- [Exercise prompt]
Type out the records that follow, exactly as given.

- [Data extract]

## start

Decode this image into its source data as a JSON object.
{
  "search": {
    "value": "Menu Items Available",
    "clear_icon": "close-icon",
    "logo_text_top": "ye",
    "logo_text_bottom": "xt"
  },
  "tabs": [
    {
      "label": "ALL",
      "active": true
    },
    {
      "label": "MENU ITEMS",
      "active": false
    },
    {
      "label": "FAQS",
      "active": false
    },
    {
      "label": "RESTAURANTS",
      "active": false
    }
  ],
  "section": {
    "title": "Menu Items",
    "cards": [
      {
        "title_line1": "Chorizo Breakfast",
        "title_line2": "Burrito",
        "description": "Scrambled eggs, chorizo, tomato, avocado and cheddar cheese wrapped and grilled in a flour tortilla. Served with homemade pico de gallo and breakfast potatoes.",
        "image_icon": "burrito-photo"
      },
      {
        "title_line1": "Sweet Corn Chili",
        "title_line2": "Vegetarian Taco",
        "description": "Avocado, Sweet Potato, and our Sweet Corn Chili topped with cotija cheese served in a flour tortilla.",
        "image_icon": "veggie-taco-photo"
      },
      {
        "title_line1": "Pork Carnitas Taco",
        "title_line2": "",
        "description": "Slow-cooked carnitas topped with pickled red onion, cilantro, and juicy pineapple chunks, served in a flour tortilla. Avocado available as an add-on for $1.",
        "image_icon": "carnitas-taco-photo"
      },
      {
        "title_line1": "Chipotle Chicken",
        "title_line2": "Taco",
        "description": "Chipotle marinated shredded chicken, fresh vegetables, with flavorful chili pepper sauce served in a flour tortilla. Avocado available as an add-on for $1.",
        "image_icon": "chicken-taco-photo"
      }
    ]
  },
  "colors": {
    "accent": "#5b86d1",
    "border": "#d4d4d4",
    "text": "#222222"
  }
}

## end

- [The reply]
Decode this image into its source data as a JSON object.
{
  "search": {
    "value": "Menu Items Available",
    "clear_icon": "close-icon",
    "logo_text_top": "ye",
    "logo_text_bottom": "xt"
  },
  "tabs": [
    {
      "label": "ALL",
      "active": true
    },
    {
      "label": "MENU ITEMS",
      "active": false
    },
    {
      "label": "FAQS",
      "active": false
    },
    {
      "label": "RESTAURANTS",
      "active": false
    }
  ],
  "section": {
    "title": "Menu Items",
    "cards": [
      {
        "title_line1": "Chorizo Breakfast",
        "title_line2": "Burrito",
        "description": "Scrambled eggs, chorizo, tomato, avocado and cheddar cheese wrapped and grilled in a flour tortilla. Served with homemade pico de gallo and breakfast potatoes.",
        "image_icon": "burrito-photo"
      },
      {
        "title_line1": "Sweet Corn Chili",
        "title_line2": "Vegetarian Taco",
        "description": "Avocado, Sweet Potato, and our Sweet Corn Chili topped with cotija cheese served in a flour tortilla.",
        "image_icon": "veggie-taco-photo"
      },
      {
        "title_line1": "Pork Carnitas Taco",
        "title_line2": "",
        "description": "Slow-cooked carnitas topped with pickled red onion, cilantro, and juicy pineapple chunks, served in a flour tortilla. Avocado available as an add-on for $1.",
        "image_icon": "carnitas-taco-photo"
      },
      {
        "title_line1": "Chipotle Chicken",
        "title_line2": "Taco",
        "description": "Chipotle marinated shredded chicken, fresh vegetables, with flavorful chili pepper sauce served in a flour tortilla. Avocado available as an add-on for $1.",
        "image_icon": "chicken-taco-photo"
      }
    ]
  },
  "colors": {
    "accent": "#5b86d1",
    "border": "#d4d4d4",
    "text": "#222222"
  }
}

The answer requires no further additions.